Zadanie -
Ułóż wszystkie wiersze materiału poniżej w tabelę Markdown z kolumnami „Nr” (kolejny numer) i „Wiersz” (treść linii). Pomiń puste linie.

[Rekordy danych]
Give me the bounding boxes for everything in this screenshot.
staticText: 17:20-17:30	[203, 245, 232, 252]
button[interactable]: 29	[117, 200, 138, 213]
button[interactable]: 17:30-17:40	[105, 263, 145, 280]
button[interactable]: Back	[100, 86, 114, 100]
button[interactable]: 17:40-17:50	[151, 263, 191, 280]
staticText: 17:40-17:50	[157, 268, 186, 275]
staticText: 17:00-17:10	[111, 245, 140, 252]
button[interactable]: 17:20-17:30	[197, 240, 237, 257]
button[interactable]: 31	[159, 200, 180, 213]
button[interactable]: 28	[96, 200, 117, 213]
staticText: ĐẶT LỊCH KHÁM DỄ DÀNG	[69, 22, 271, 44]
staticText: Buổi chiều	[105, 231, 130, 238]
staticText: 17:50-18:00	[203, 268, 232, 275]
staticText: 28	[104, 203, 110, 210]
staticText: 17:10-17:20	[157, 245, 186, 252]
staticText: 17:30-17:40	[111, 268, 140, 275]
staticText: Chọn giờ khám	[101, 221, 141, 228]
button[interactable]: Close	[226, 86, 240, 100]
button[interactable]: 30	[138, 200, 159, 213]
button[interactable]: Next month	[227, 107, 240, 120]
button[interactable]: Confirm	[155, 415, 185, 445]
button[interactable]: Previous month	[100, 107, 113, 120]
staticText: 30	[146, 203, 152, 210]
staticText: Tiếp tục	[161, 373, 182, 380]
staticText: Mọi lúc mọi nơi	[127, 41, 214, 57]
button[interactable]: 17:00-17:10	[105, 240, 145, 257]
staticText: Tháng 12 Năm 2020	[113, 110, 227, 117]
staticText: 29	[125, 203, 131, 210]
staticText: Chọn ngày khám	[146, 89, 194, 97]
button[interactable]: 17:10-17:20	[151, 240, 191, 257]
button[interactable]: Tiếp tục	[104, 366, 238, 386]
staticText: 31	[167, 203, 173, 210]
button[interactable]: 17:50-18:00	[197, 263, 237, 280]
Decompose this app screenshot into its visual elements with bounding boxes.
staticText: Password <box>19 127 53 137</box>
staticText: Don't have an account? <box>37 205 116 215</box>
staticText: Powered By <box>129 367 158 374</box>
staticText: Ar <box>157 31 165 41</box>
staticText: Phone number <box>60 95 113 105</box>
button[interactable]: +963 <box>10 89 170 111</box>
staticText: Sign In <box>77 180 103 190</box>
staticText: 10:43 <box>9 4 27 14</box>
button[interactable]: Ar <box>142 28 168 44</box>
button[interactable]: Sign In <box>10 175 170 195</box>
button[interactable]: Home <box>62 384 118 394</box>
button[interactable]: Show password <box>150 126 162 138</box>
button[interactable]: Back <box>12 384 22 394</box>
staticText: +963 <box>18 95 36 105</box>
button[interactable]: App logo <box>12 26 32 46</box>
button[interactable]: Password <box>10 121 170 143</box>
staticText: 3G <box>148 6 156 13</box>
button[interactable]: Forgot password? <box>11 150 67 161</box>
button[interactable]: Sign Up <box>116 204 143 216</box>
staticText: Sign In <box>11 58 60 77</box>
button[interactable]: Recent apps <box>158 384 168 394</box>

Wynik zadania -
| Nr | Wiersz |
|---|---|
| 1 | Give me the bounding boxes for everything in this screenshot. |
| 2 | staticText: 17:20-17:30	[203, 245, 232, 252] |
| 3 | button[interactable]: 29	[117, 200, 138, 213] |
| 4 | button[interactable]: 17:30-17:40	[105, 263, 145, 280] |
| 5 | button[interactable]: Back	[100, 86, 114, 100] |
| 6 | button[interactable]: 17:40-17:50	[151, 263, 191, 280] |
| 7 | staticText: 17:40-17:50	[157, 268, 186, 275] |
| 8 | staticText: 17:00-17:10	[111, 245, 140, 252] |
| 9 | button[interactable]: 17:20-17:30	[197, 240, 237, 257] |
| 10 | button[interactable]: 31	[159, 200, 180, 213] |
| 11 | button[interactable]: 28	[96, 200, 117, 213] |
| 12 | staticText: ĐẶT LỊCH KHÁM DỄ DÀNG	[69, 22, 271, 44] |
| 13 | staticText: Buổi chiều	[105, 231, 130, 238] |
| 14 | staticText: 17:50-18:00	[203, 268, 232, 275] |
| 15 | staticText: 28	[104, 203, 110, 210] |
| 16 | staticText: 17:10-17:20	[157, 245, 186, 252] |
| 17 | staticText: 17:30-17:40	[111, 268, 140, 275] |
| 18 | staticText: Chọn giờ khám	[101, 221, 141, 228] |
| 19 | button[interactable]: Close	[226, 86, 240, 100] |
| 20 | button[interactable]: 30	[138, 200, 159, 213] |
| 21 | button[interactable]: Next month	[227, 107, 240, 120] |
| 22 | button[interactable]: Confirm	[155, 415, 185, 445] |
| 23 | button[interactable]: Previous month	[100, 107, 113, 120] |
| 24 | staticText: 30	[146, 203, 152, 210] |
| 25 | staticText: Tiếp tục	[161, 373, 182, 380] |
| 26 | staticText: Mọi lúc mọi nơi	[127, 41, 214, 57] |
| 27 | button[interactable]: 17:00-17:10	[105, 240, 145, 257] |
| 28 | staticText: Tháng 12 Năm 2020	[113, 110, 227, 117] |
| 29 | staticText: 29	[125, 203, 131, 210] |
| 30 | staticText: Chọn ngày khám	[146, 89, 194, 97] |
| 31 | button[interactable]: 17:10-17:20	[151, 240, 191, 257] |
| 32 | button[interactable]: Tiếp tục	[104, 366, 238, 386] |
| 33 | staticText: 31	[167, 203, 173, 210] |
| 34 | button[interactable]: 17:50-18:00	[197, 263, 237, 280] |
| 35 | Decompose this app screenshot into its visual elements with bounding boxes. |
| 36 | staticText: Password <box>19 127 53 137</box> |
| 37 | staticText: Don't have an account? <box>37 205 116 215</box> |
| 38 | staticText: Powered By <box>129 367 158 374</box> |
| 39 | staticText: Ar <box>157 31 165 41</box> |
| 40 | staticText: Phone number <box>60 95 113 105</box> |
| 41 | button[interactable]: +963 <box>10 89 170 111</box> |
| 42 | staticText: Sign In <box>77 180 103 190</box> |
| 43 | staticText: 10:43 <box>9 4 27 14</box> |
| 44 | button[interactable]: Ar <box>142 28 168 44</box> |
| 45 | button[interactable]: Sign In <box>10 175 170 195</box> |
| 46 | button[interactable]: Home <box>62 384 118 394</box> |
| 47 | button[interactable]: Show password <box>150 126 162 138</box> |
| 48 | button[interactable]: Back <box>12 384 22 394</box> |
| 49 | staticText: +963 <box>18 95 36 105</box> |
| 50 | button[interactable]: App logo <box>12 26 32 46</box> |
| 51 | button[interactable]: Password <box>10 121 170 143</box> |
| 52 | staticText: 3G <box>148 6 156 13</box> |
| 53 | button[interactable]: Forgot password? <box>11 150 67 161</box> |
| 54 | button[interactable]: Sign Up <box>116 204 143 216</box> |
| 55 | staticText: Sign In <box>11 58 60 77</box> |
| 56 | button[interactable]: Recent apps <box>158 384 168 394</box> |